BEGIN Extracted information

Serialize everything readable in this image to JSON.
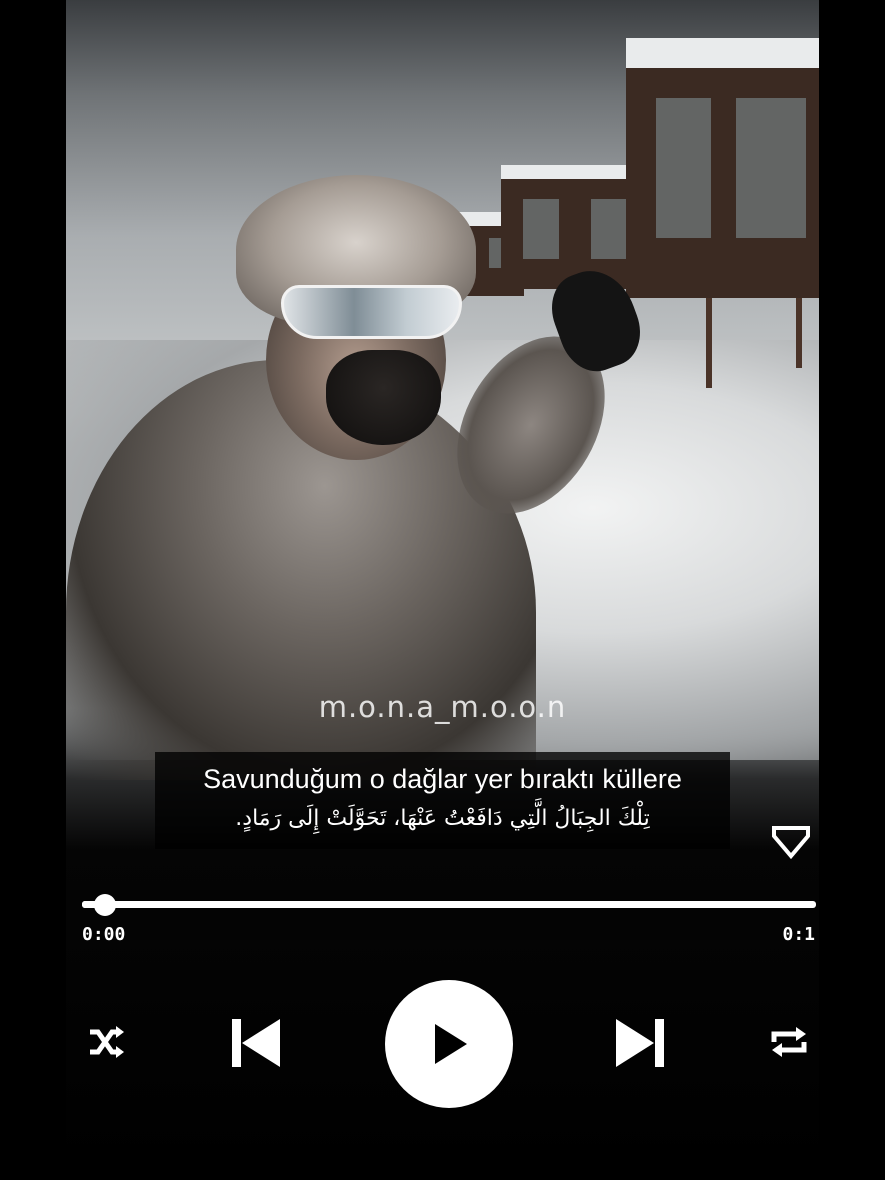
{
  "video": {
    "watermark": "m.o.n.a_m.o.o.n"
  },
  "lyrics": {
    "turkish": "Savunduğum o dağlar yer bıraktı küllere",
    "arabic": "تِلْكَ الجِبَالُ الَّتِي دَافَعْتُ عَنْهَا، تَحَوَّلَتْ إِلَى رَمَادٍ."
  },
  "player": {
    "elapsed": "0:00",
    "total": "0:1",
    "progress": 0.02,
    "is_playing": false,
    "controls": {
      "shuffle_icon": "shuffle-icon",
      "previous_icon": "skip-previous-icon",
      "play_icon": "play-icon",
      "next_icon": "skip-next-icon",
      "repeat_icon": "repeat-icon",
      "favorite_icon": "heart-icon"
    }
  },
  "colors": {
    "background": "#000000",
    "foreground": "#ffffff"
  }
}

END Extracted information

Exercise aim: Select the lines in this material that hold the word "icon", leaving none out.

Problem solution:
      "shuffle_icon": "shuffle-icon",
      "previous_icon": "skip-previous-icon",
      "play_icon": "play-icon",
      "next_icon": "skip-next-icon",
      "repeat_icon": "repeat-icon",
      "favorite_icon": "heart-icon"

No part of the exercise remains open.